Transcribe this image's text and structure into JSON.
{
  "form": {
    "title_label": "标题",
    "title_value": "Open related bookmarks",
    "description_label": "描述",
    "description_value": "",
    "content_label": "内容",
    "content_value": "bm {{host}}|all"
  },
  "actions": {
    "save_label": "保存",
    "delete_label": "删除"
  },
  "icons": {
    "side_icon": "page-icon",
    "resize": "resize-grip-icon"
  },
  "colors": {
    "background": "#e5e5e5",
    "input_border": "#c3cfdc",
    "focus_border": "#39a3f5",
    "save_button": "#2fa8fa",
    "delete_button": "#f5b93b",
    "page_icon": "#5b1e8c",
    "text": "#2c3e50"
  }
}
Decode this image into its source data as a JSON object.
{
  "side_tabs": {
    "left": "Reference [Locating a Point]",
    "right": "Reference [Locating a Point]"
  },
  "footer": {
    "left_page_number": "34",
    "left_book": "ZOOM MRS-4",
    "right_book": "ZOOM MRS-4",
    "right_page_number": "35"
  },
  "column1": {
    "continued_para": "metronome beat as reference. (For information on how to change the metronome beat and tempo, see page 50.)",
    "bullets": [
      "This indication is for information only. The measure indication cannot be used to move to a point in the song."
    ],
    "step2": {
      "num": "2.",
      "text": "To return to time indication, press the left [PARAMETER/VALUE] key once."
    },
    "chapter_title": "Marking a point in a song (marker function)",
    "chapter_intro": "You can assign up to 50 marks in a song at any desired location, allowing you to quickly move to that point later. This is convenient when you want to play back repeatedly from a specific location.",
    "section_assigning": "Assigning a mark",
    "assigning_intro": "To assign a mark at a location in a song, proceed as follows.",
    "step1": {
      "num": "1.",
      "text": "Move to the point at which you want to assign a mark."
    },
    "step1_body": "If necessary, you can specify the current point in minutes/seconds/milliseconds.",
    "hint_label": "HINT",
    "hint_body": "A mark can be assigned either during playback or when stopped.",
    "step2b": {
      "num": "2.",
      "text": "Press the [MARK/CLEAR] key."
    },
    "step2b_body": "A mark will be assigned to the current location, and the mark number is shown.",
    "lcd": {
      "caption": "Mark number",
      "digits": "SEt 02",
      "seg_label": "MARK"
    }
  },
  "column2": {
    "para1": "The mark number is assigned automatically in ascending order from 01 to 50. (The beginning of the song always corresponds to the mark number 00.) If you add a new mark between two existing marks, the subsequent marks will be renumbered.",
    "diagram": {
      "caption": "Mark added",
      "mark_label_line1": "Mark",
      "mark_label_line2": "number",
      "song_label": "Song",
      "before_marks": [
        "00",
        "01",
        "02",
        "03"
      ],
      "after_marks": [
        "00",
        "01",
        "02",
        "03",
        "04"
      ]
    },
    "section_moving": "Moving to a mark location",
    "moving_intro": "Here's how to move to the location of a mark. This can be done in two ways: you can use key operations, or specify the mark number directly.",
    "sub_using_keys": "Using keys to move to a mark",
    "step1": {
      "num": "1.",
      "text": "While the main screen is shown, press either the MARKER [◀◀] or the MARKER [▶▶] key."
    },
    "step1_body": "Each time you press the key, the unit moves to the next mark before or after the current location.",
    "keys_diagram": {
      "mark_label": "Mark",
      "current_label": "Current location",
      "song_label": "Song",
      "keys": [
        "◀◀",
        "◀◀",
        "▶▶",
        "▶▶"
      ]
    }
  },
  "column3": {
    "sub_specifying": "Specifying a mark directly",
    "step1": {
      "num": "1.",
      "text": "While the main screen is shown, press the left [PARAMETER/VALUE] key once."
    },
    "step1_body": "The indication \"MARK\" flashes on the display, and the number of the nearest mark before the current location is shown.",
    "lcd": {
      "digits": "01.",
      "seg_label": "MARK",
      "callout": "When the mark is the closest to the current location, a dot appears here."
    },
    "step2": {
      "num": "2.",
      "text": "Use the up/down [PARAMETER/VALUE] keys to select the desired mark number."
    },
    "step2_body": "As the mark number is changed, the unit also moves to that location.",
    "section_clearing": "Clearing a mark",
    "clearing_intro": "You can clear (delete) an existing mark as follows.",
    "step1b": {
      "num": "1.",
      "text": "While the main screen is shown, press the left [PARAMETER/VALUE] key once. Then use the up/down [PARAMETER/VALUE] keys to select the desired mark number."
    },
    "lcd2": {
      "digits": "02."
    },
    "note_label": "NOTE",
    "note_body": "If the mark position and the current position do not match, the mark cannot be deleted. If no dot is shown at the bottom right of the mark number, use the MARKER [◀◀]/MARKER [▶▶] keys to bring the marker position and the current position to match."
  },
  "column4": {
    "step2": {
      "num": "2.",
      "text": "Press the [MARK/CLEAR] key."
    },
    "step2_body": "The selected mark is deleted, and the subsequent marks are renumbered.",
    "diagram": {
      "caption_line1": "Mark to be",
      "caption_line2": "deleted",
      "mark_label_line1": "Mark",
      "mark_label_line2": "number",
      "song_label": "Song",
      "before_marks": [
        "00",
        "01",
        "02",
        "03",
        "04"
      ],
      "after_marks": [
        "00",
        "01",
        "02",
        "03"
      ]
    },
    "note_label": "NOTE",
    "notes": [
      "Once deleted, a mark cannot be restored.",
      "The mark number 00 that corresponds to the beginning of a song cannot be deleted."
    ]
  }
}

# What the exercise asks:
Tally how many lines in the material above hold the word "into". Write only that number.

# Response to the task:
2